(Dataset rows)

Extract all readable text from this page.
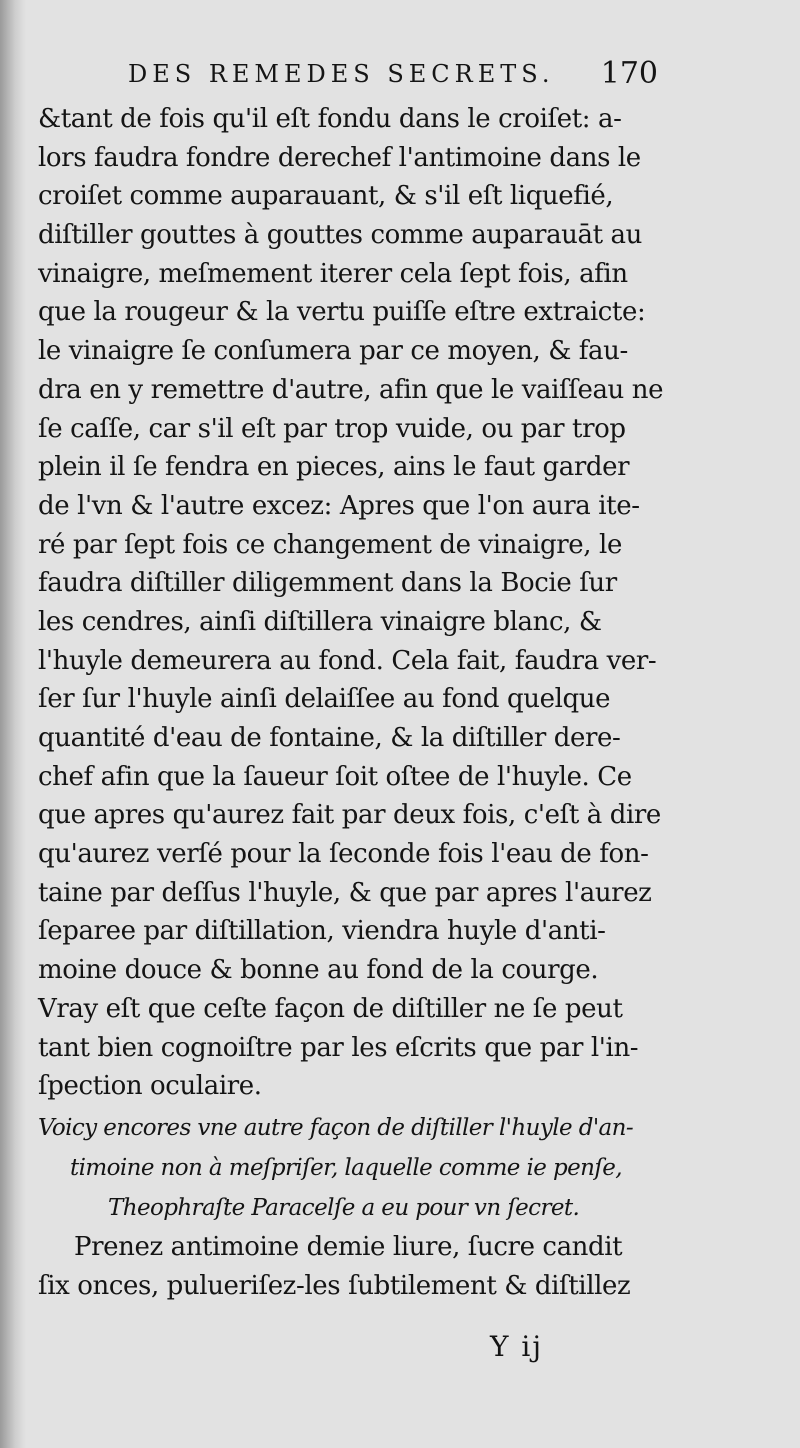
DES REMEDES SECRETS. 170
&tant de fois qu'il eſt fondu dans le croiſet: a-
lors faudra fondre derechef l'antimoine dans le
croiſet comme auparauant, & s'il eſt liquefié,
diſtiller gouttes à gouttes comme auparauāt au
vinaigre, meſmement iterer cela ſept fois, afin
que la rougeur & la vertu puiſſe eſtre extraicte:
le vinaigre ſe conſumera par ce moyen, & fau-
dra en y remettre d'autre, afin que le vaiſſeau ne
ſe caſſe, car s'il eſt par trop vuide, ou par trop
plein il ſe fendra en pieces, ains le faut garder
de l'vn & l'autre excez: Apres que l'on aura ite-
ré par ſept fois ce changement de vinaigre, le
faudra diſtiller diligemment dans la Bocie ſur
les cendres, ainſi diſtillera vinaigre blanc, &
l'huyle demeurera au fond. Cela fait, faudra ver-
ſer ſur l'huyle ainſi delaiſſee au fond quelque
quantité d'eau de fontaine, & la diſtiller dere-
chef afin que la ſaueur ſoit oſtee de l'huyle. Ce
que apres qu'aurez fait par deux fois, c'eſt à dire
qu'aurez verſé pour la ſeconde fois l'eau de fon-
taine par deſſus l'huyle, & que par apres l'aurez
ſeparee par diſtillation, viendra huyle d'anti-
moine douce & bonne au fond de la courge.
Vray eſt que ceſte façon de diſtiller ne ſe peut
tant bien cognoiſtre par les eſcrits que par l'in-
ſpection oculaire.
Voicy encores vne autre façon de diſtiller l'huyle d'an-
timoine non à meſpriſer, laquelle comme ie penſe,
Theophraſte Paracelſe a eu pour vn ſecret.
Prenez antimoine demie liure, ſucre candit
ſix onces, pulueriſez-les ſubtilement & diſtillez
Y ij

--

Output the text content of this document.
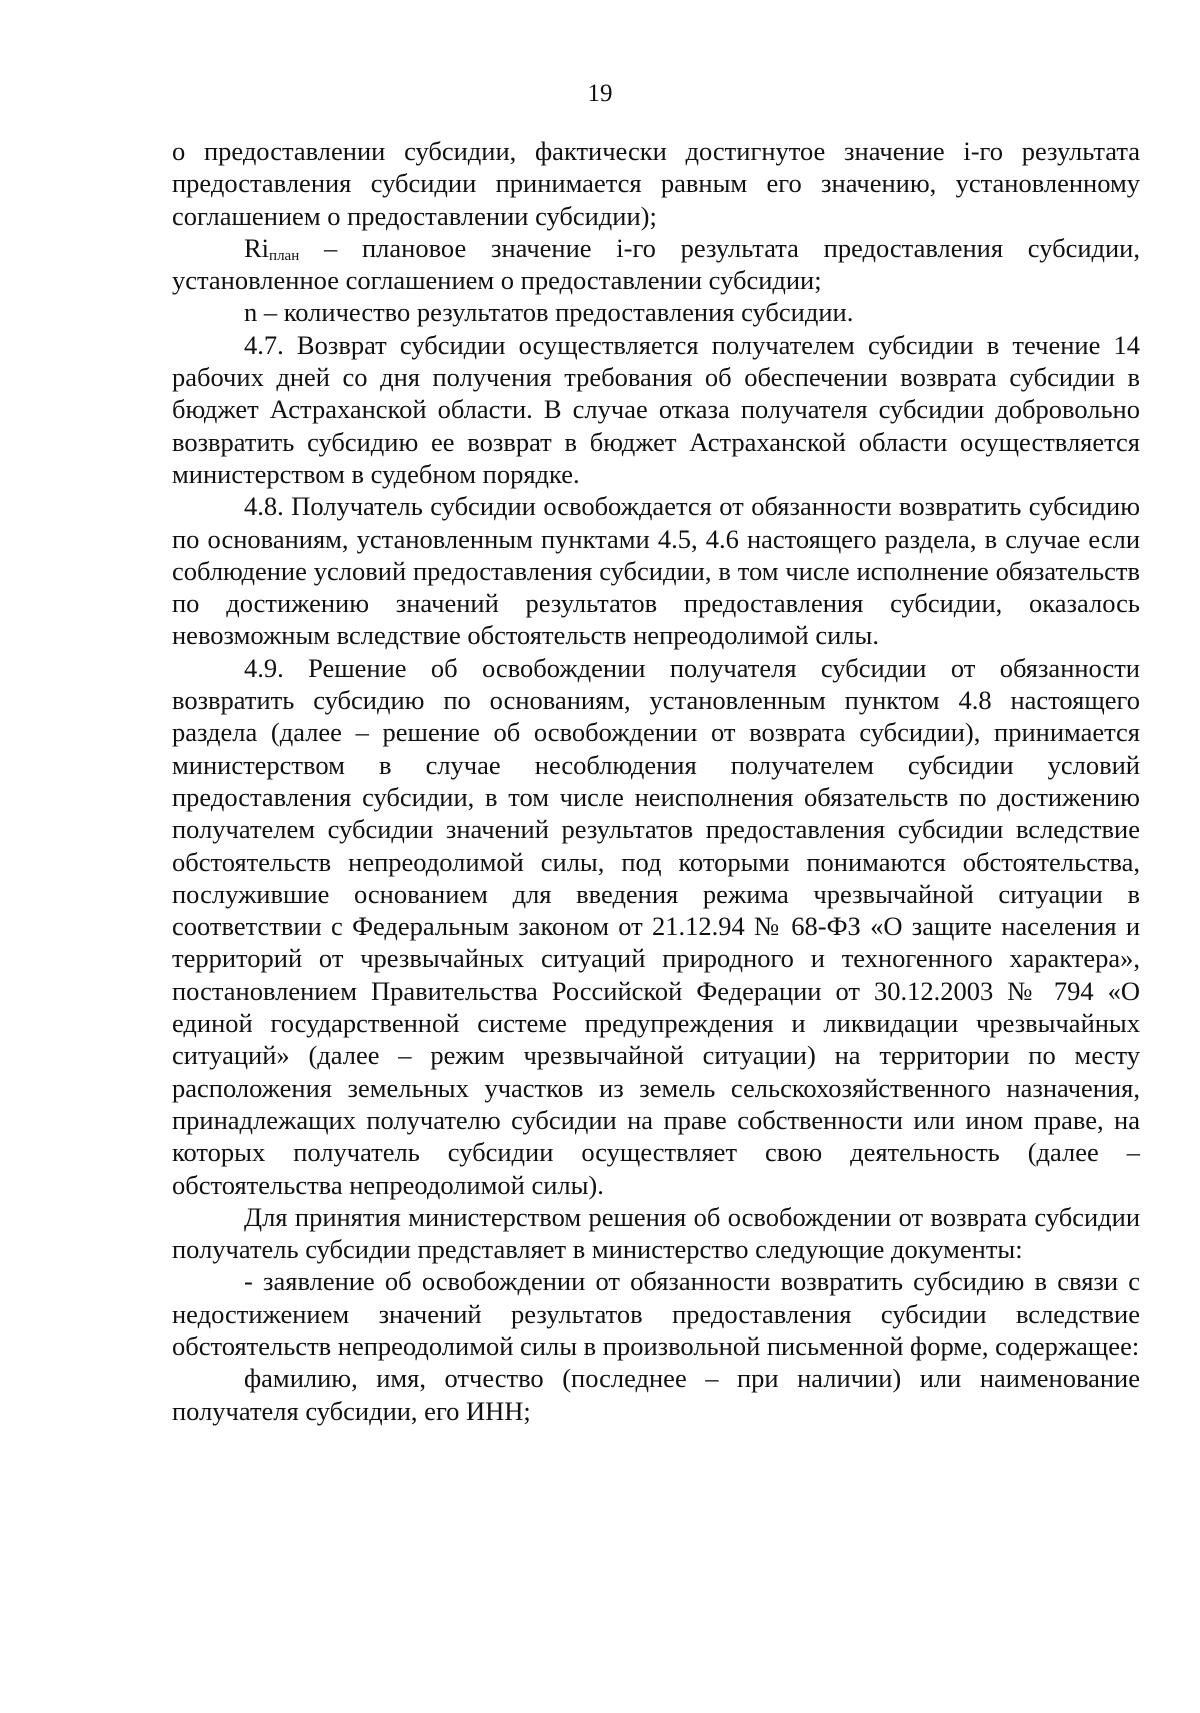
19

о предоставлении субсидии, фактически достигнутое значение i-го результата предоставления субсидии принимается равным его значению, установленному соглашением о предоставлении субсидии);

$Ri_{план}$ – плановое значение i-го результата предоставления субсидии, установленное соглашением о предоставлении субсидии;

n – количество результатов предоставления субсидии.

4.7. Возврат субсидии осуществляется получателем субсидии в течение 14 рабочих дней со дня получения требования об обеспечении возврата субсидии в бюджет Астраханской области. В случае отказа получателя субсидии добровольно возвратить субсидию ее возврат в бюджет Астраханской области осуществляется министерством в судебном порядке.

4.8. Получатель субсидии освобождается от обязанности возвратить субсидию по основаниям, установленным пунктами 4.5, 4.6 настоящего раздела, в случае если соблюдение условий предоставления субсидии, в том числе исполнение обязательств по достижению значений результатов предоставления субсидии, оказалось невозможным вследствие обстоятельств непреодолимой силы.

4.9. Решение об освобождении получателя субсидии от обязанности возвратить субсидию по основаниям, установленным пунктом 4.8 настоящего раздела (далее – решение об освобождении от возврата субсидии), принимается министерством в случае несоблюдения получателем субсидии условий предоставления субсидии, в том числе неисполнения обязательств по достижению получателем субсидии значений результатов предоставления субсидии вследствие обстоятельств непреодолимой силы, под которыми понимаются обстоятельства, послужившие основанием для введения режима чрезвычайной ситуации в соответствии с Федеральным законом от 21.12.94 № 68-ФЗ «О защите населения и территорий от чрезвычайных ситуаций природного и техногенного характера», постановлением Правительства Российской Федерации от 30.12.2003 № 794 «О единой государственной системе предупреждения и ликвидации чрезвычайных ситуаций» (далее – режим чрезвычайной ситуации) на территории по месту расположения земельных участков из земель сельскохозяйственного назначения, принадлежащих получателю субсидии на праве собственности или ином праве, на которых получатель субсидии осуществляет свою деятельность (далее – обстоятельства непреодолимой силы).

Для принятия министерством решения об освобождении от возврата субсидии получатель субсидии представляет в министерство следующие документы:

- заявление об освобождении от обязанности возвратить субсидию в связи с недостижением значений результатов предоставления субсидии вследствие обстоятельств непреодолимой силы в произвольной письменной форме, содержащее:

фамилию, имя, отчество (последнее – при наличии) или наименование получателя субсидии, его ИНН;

_INSTRUCTIONS TO FOLLOW_:
In the entries above, locate every line with the word "huyle" and copy it.

_IN RESPONSE_:
l'huyle demeurera au fond. Cela fait, faudra ver-
ſer ſur l'huyle ainſi delaiſſee au fond quelque
chef afin que la ſaueur ſoit oſtee de l'huyle. Ce
taine par deſſus l'huyle, & que par apres l'aurez
ſeparee par diſtillation, viendra huyle d'anti-
Voicy encores vne autre façon de diſtiller l'huyle d'an-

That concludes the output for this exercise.